PROBLEM DESCRIPTION:
Transcribe the tail of the listing: start at the line containing "Transcribe this image's" and stop after the last line, keeping every character as is and adding nothing.

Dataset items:
···

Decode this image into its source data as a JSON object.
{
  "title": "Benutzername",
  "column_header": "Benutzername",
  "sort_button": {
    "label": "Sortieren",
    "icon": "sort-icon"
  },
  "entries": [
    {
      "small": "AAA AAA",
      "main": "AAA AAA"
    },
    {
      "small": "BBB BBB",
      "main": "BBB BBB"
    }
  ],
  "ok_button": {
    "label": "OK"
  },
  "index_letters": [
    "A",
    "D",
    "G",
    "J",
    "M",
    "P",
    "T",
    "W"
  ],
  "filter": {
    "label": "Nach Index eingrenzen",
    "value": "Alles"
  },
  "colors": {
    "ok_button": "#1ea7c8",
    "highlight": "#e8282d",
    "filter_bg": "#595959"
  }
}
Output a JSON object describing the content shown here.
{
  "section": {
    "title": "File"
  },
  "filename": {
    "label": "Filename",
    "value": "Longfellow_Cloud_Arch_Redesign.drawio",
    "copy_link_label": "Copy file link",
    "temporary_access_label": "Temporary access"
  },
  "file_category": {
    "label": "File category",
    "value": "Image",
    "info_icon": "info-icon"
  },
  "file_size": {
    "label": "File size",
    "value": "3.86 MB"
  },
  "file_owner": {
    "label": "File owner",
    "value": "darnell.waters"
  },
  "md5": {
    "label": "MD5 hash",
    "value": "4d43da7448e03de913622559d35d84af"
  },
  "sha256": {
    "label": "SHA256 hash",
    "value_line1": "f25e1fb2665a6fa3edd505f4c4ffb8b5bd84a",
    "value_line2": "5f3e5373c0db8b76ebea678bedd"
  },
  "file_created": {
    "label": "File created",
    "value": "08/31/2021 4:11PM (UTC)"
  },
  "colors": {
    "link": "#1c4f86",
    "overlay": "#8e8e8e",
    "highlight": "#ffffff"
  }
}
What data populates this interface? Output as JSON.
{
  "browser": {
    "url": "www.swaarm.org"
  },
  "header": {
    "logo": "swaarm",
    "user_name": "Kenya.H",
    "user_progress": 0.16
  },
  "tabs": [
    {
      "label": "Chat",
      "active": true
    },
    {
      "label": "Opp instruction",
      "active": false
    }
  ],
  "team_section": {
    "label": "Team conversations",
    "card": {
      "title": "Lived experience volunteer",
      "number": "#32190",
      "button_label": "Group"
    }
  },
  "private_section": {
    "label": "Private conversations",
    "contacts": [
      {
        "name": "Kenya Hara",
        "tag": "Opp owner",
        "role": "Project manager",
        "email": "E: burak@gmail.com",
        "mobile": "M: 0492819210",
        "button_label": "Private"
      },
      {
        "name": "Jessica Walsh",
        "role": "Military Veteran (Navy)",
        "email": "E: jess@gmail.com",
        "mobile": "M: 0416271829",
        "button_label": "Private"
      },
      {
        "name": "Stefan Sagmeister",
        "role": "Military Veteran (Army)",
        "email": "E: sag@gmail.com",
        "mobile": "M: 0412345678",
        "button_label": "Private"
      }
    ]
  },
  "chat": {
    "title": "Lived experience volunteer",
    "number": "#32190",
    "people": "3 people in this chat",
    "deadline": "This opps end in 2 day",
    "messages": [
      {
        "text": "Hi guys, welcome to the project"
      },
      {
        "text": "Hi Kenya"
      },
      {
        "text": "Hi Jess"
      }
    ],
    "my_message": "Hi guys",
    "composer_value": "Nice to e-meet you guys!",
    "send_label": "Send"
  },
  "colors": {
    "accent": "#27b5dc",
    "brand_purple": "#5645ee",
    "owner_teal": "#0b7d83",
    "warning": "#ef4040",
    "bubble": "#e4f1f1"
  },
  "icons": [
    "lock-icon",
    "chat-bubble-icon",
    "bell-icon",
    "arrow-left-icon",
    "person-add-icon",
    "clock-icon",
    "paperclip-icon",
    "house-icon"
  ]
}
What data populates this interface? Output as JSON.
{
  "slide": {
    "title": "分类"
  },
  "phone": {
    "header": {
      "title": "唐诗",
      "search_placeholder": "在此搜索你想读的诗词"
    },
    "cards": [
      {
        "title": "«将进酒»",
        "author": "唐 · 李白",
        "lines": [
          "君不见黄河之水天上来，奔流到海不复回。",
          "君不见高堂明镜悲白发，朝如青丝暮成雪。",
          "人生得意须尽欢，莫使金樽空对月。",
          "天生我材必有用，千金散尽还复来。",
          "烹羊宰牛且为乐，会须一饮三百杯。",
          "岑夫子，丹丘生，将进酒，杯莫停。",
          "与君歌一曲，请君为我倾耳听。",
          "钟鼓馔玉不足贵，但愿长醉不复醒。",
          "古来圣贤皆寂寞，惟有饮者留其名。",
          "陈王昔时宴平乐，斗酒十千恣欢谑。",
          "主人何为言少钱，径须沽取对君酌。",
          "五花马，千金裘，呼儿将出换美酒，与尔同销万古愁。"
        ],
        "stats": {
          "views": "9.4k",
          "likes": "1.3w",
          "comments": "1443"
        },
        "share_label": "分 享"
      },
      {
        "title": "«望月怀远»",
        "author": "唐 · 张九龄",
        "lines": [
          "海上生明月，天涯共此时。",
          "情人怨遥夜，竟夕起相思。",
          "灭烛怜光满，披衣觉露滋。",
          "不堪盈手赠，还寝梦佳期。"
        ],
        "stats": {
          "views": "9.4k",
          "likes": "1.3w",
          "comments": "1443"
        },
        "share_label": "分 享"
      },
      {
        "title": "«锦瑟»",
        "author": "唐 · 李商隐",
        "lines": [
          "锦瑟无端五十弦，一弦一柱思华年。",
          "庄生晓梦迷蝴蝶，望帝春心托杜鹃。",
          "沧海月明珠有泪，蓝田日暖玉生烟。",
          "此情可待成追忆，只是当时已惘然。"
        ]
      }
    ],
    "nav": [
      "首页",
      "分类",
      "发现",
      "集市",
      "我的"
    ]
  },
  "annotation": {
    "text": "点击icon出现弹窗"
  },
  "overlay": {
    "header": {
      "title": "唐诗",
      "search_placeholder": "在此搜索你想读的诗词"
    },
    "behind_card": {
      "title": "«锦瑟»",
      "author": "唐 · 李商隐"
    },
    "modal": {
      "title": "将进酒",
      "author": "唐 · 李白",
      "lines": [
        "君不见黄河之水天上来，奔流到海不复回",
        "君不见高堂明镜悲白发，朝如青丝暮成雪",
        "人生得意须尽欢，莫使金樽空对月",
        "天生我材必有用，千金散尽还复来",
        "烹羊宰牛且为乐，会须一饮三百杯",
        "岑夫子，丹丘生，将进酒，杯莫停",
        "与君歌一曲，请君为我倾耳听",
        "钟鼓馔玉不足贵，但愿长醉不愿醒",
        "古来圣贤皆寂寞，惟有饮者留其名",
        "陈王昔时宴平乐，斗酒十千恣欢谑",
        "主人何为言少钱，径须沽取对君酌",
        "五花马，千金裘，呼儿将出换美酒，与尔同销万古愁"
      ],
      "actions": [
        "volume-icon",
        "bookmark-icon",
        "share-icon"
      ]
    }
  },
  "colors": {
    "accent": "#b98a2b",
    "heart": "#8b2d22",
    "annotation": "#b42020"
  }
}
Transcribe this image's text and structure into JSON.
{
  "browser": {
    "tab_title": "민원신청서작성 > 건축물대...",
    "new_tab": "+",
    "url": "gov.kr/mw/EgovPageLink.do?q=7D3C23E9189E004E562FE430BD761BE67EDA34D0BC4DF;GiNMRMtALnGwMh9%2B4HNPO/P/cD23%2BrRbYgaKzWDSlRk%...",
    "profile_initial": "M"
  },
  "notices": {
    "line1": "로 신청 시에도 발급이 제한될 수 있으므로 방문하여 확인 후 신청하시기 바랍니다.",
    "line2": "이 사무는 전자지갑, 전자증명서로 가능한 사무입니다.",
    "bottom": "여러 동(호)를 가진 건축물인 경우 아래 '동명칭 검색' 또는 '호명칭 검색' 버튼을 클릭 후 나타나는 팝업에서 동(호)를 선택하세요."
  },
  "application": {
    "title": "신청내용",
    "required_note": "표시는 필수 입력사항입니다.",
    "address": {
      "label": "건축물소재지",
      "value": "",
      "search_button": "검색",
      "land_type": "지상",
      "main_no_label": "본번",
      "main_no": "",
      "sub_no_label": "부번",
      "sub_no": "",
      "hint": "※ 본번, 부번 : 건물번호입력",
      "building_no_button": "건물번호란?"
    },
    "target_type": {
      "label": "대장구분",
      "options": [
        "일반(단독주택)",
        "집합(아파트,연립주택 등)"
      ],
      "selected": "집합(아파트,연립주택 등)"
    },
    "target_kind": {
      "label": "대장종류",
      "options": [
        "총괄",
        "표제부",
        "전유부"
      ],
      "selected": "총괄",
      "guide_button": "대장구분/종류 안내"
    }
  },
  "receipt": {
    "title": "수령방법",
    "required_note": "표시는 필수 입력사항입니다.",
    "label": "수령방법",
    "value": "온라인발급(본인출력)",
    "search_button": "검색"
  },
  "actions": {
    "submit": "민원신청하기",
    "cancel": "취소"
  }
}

···

WRITTEN ANSWER:
Transcribe this image's text and structure into JSON.
{
  "browser": {
    "tab_title": "민원신청서작성 > 건축물대...",
    "new_tab": "+",
    "url": "gov.kr/mw/EgovPageLink.do?q=7D3C23E9189E004E562FE430BD761BE67EDA34D0BC4DF;GiNMRMtALnGwMh9%2B4HNPO/P/cD23%2BrRbYgaKzWDSlRk%...",
    "profile_initial": "M"
  },
  "notices": {
    "line1": "로 신청 시에도 발급이 제한될 수 있으므로 방문하여 확인 후 신청하시기 바랍니다.",
    "line2": "이 사무는 전자지갑, 전자증명서로 가능한 사무입니다.",
    "bottom": "여러 동(호)를 가진 건축물인 경우 아래 '동명칭 검색' 또는 '호명칭 검색' 버튼을 클릭 후 나타나는 팝업에서 동(호)를 선택하세요."
  },
  "application": {
    "title": "신청내용",
    "required_note": "표시는 필수 입력사항입니다.",
    "address": {
      "label": "건축물소재지",
      "value": "",
      "search_button": "검색",
      "land_type": "지상",
      "main_no_label": "본번",
      "main_no": "",
      "sub_no_label": "부번",
      "sub_no": "",
      "hint": "※ 본번, 부번 : 건물번호입력",
      "building_no_button": "건물번호란?"
    },
    "target_type": {
      "label": "대장구분",
      "options": [
        "일반(단독주택)",
        "집합(아파트,연립주택 등)"
      ],
      "selected": "집합(아파트,연립주택 등)"
    },
    "target_kind": {
      "label": "대장종류",
      "options": [
        "총괄",
        "표제부",
        "전유부"
      ],
      "selected": "총괄",
      "guide_button": "대장구분/종류 안내"
    }
  },
  "receipt": {
    "title": "수령방법",
    "required_note": "표시는 필수 입력사항입니다.",
    "label": "수령방법",
    "value": "온라인발급(본인출력)",
    "search_button": "검색"
  },
  "actions": {
    "submit": "민원신청하기",
    "cancel": "취소"
  }
}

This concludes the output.